**** STORED DATA ****

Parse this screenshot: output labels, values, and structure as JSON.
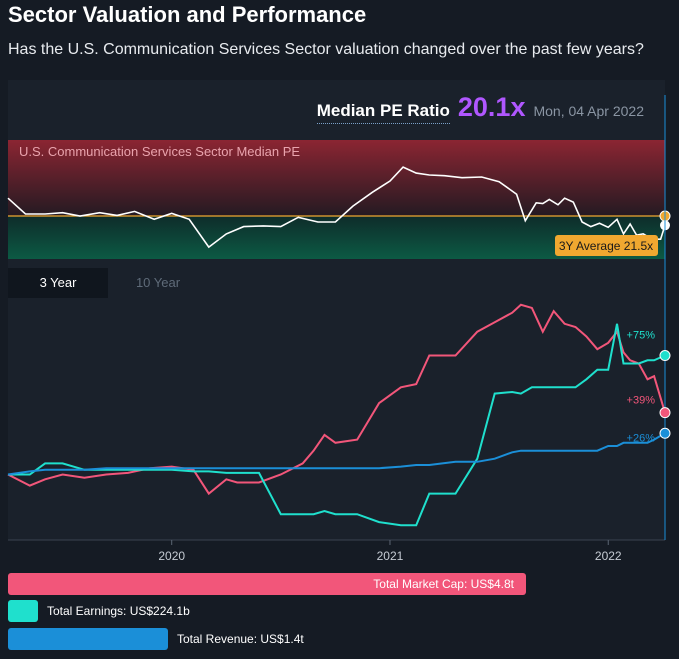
{
  "header": {
    "title": "Sector Valuation and Performance",
    "subtitle": "Has the U.S. Communication Services Sector valuation changed over the past few years?"
  },
  "pe": {
    "label": "Median PE Ratio",
    "value": "20.1x",
    "date": "Mon, 04 Apr 2022",
    "band_label": "U.S. Communication Services Sector Median PE",
    "average_label": "3Y Average 21.5x"
  },
  "tabs": [
    {
      "label": "3 Year",
      "active": true
    },
    {
      "label": "10 Year",
      "active": false
    }
  ],
  "colors": {
    "market_cap": "#f2567a",
    "earnings": "#1fe0cd",
    "revenue": "#1b8fd8",
    "pe_value": "#b057ff",
    "average": "#f0a830"
  },
  "chart_data": [
    {
      "type": "line",
      "title": "U.S. Communication Services Sector Median PE",
      "x": [
        2019.25,
        2019.33,
        2019.42,
        2019.5,
        2019.58,
        2019.67,
        2019.75,
        2019.83,
        2019.92,
        2020.0,
        2020.08,
        2020.17,
        2020.25,
        2020.33,
        2020.42,
        2020.5,
        2020.58,
        2020.67,
        2020.75,
        2020.83,
        2020.92,
        2021.0,
        2021.06,
        2021.12,
        2021.18,
        2021.25,
        2021.33,
        2021.42,
        2021.5,
        2021.58,
        2021.62,
        2021.67,
        2021.7,
        2021.73,
        2021.77,
        2021.8,
        2021.84,
        2021.88,
        2021.92,
        2021.96,
        2022.0,
        2022.04,
        2022.07,
        2022.1,
        2022.13,
        2022.16,
        2022.2,
        2022.24,
        2022.26
      ],
      "y": [
        24.2,
        21.8,
        21.8,
        22.0,
        21.5,
        22.0,
        21.6,
        22.2,
        21.0,
        21.9,
        21.0,
        16.8,
        18.8,
        19.9,
        20.0,
        19.9,
        21.3,
        20.6,
        20.6,
        23.0,
        25.1,
        26.8,
        28.9,
        28.0,
        27.7,
        27.6,
        27.3,
        27.4,
        26.7,
        24.8,
        20.8,
        23.5,
        23.4,
        24.0,
        23.2,
        24.2,
        23.6,
        20.6,
        19.9,
        20.4,
        19.8,
        21.0,
        18.8,
        20.3,
        18.6,
        18.8,
        18.0,
        18.0,
        20.1
      ],
      "average": 21.5,
      "ylim": [
        15,
        33
      ]
    },
    {
      "type": "line",
      "x": [
        2019.25,
        2019.35,
        2019.42,
        2019.5,
        2019.6,
        2019.7,
        2019.8,
        2019.9,
        2020.0,
        2020.1,
        2020.17,
        2020.25,
        2020.3,
        2020.4,
        2020.5,
        2020.6,
        2020.65,
        2020.7,
        2020.75,
        2020.85,
        2020.95,
        2021.05,
        2021.12,
        2021.18,
        2021.3,
        2021.4,
        2021.48,
        2021.56,
        2021.6,
        2021.65,
        2021.7,
        2021.75,
        2021.8,
        2021.85,
        2021.9,
        2021.95,
        2022.0,
        2022.04,
        2022.07,
        2022.1,
        2022.14,
        2022.18,
        2022.21,
        2022.26
      ],
      "series": [
        {
          "name": "Total Market Cap",
          "label": "+39%",
          "y": [
            0,
            -7,
            -3,
            0,
            -2,
            0,
            1,
            4,
            5,
            3,
            -12,
            -3,
            -5,
            -5,
            0,
            7,
            15,
            25,
            20,
            22,
            45,
            55,
            57,
            75,
            75,
            90,
            96,
            102,
            107,
            105,
            90,
            103,
            95,
            93,
            87,
            79,
            83,
            90,
            77,
            72,
            70,
            60,
            62,
            39
          ]
        },
        {
          "name": "Total Earnings",
          "label": "+75%",
          "y": [
            0,
            0,
            7,
            7,
            3,
            3,
            3,
            3,
            3,
            2,
            2,
            1,
            1,
            1,
            -25,
            -25,
            -25,
            -23,
            -25,
            -25,
            -30,
            -32,
            -32,
            -12,
            -12,
            10,
            51,
            52,
            51,
            55,
            55,
            55,
            55,
            55,
            60,
            66,
            66,
            95,
            70,
            70,
            70,
            72,
            72,
            75
          ]
        },
        {
          "name": "Total Revenue",
          "label": "+26%",
          "y": [
            0,
            2,
            3,
            3,
            3,
            4,
            4,
            4,
            4,
            4,
            4,
            4,
            4,
            4,
            4,
            4,
            4,
            4,
            4,
            4,
            4,
            5,
            6,
            6,
            8,
            8,
            10,
            14,
            15,
            15,
            15,
            15,
            15,
            15,
            15,
            15,
            18,
            18,
            20,
            20,
            20,
            20,
            22,
            26
          ]
        }
      ],
      "xticks": [
        "2020",
        "2021",
        "2022"
      ],
      "ylim": [
        -40,
        110
      ]
    }
  ],
  "legend": [
    {
      "text": "Total Market Cap: US$4.8t",
      "value": 4800
    },
    {
      "text": "Total Earnings: US$224.1b",
      "value": 224.1
    },
    {
      "text": "Total Revenue: US$1.4t",
      "value": 1400
    }
  ]
}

****

Transcribe the complete set of entries verbatim. No pictures belong in the copy.

Parse this screenshot: output labels, values, and structure as JSON.
{
  "header": {
    "title": "Sector Valuation and Performance",
    "subtitle": "Has the U.S. Communication Services Sector valuation changed over the past few years?"
  },
  "pe": {
    "label": "Median PE Ratio",
    "value": "20.1x",
    "date": "Mon, 04 Apr 2022",
    "band_label": "U.S. Communication Services Sector Median PE",
    "average_label": "3Y Average 21.5x"
  },
  "tabs": [
    {
      "label": "3 Year",
      "active": true
    },
    {
      "label": "10 Year",
      "active": false
    }
  ],
  "colors": {
    "market_cap": "#f2567a",
    "earnings": "#1fe0cd",
    "revenue": "#1b8fd8",
    "pe_value": "#b057ff",
    "average": "#f0a830"
  },
  "chart_data": [
    {
      "type": "line",
      "title": "U.S. Communication Services Sector Median PE",
      "x": [
        2019.25,
        2019.33,
        2019.42,
        2019.5,
        2019.58,
        2019.67,
        2019.75,
        2019.83,
        2019.92,
        2020.0,
        2020.08,
        2020.17,
        2020.25,
        2020.33,
        2020.42,
        2020.5,
        2020.58,
        2020.67,
        2020.75,
        2020.83,
        2020.92,
        2021.0,
        2021.06,
        2021.12,
        2021.18,
        2021.25,
        2021.33,
        2021.42,
        2021.5,
        2021.58,
        2021.62,
        2021.67,
        2021.7,
        2021.73,
        2021.77,
        2021.8,
        2021.84,
        2021.88,
        2021.92,
        2021.96,
        2022.0,
        2022.04,
        2022.07,
        2022.1,
        2022.13,
        2022.16,
        2022.2,
        2022.24,
        2022.26
      ],
      "y": [
        24.2,
        21.8,
        21.8,
        22.0,
        21.5,
        22.0,
        21.6,
        22.2,
        21.0,
        21.9,
        21.0,
        16.8,
        18.8,
        19.9,
        20.0,
        19.9,
        21.3,
        20.6,
        20.6,
        23.0,
        25.1,
        26.8,
        28.9,
        28.0,
        27.7,
        27.6,
        27.3,
        27.4,
        26.7,
        24.8,
        20.8,
        23.5,
        23.4,
        24.0,
        23.2,
        24.2,
        23.6,
        20.6,
        19.9,
        20.4,
        19.8,
        21.0,
        18.8,
        20.3,
        18.6,
        18.8,
        18.0,
        18.0,
        20.1
      ],
      "average": 21.5,
      "ylim": [
        15,
        33
      ]
    },
    {
      "type": "line",
      "x": [
        2019.25,
        2019.35,
        2019.42,
        2019.5,
        2019.6,
        2019.7,
        2019.8,
        2019.9,
        2020.0,
        2020.1,
        2020.17,
        2020.25,
        2020.3,
        2020.4,
        2020.5,
        2020.6,
        2020.65,
        2020.7,
        2020.75,
        2020.85,
        2020.95,
        2021.05,
        2021.12,
        2021.18,
        2021.3,
        2021.4,
        2021.48,
        2021.56,
        2021.6,
        2021.65,
        2021.7,
        2021.75,
        2021.8,
        2021.85,
        2021.9,
        2021.95,
        2022.0,
        2022.04,
        2022.07,
        2022.1,
        2022.14,
        2022.18,
        2022.21,
        2022.26
      ],
      "series": [
        {
          "name": "Total Market Cap",
          "label": "+39%",
          "y": [
            0,
            -7,
            -3,
            0,
            -2,
            0,
            1,
            4,
            5,
            3,
            -12,
            -3,
            -5,
            -5,
            0,
            7,
            15,
            25,
            20,
            22,
            45,
            55,
            57,
            75,
            75,
            90,
            96,
            102,
            107,
            105,
            90,
            103,
            95,
            93,
            87,
            79,
            83,
            90,
            77,
            72,
            70,
            60,
            62,
            39
          ]
        },
        {
          "name": "Total Earnings",
          "label": "+75%",
          "y": [
            0,
            0,
            7,
            7,
            3,
            3,
            3,
            3,
            3,
            2,
            2,
            1,
            1,
            1,
            -25,
            -25,
            -25,
            -23,
            -25,
            -25,
            -30,
            -32,
            -32,
            -12,
            -12,
            10,
            51,
            52,
            51,
            55,
            55,
            55,
            55,
            55,
            60,
            66,
            66,
            95,
            70,
            70,
            70,
            72,
            72,
            75
          ]
        },
        {
          "name": "Total Revenue",
          "label": "+26%",
          "y": [
            0,
            2,
            3,
            3,
            3,
            4,
            4,
            4,
            4,
            4,
            4,
            4,
            4,
            4,
            4,
            4,
            4,
            4,
            4,
            4,
            4,
            5,
            6,
            6,
            8,
            8,
            10,
            14,
            15,
            15,
            15,
            15,
            15,
            15,
            15,
            15,
            18,
            18,
            20,
            20,
            20,
            20,
            22,
            26
          ]
        }
      ],
      "xticks": [
        "2020",
        "2021",
        "2022"
      ],
      "ylim": [
        -40,
        110
      ]
    }
  ],
  "legend": [
    {
      "text": "Total Market Cap: US$4.8t",
      "value": 4800
    },
    {
      "text": "Total Earnings: US$224.1b",
      "value": 224.1
    },
    {
      "text": "Total Revenue: US$1.4t",
      "value": 1400
    }
  ]
}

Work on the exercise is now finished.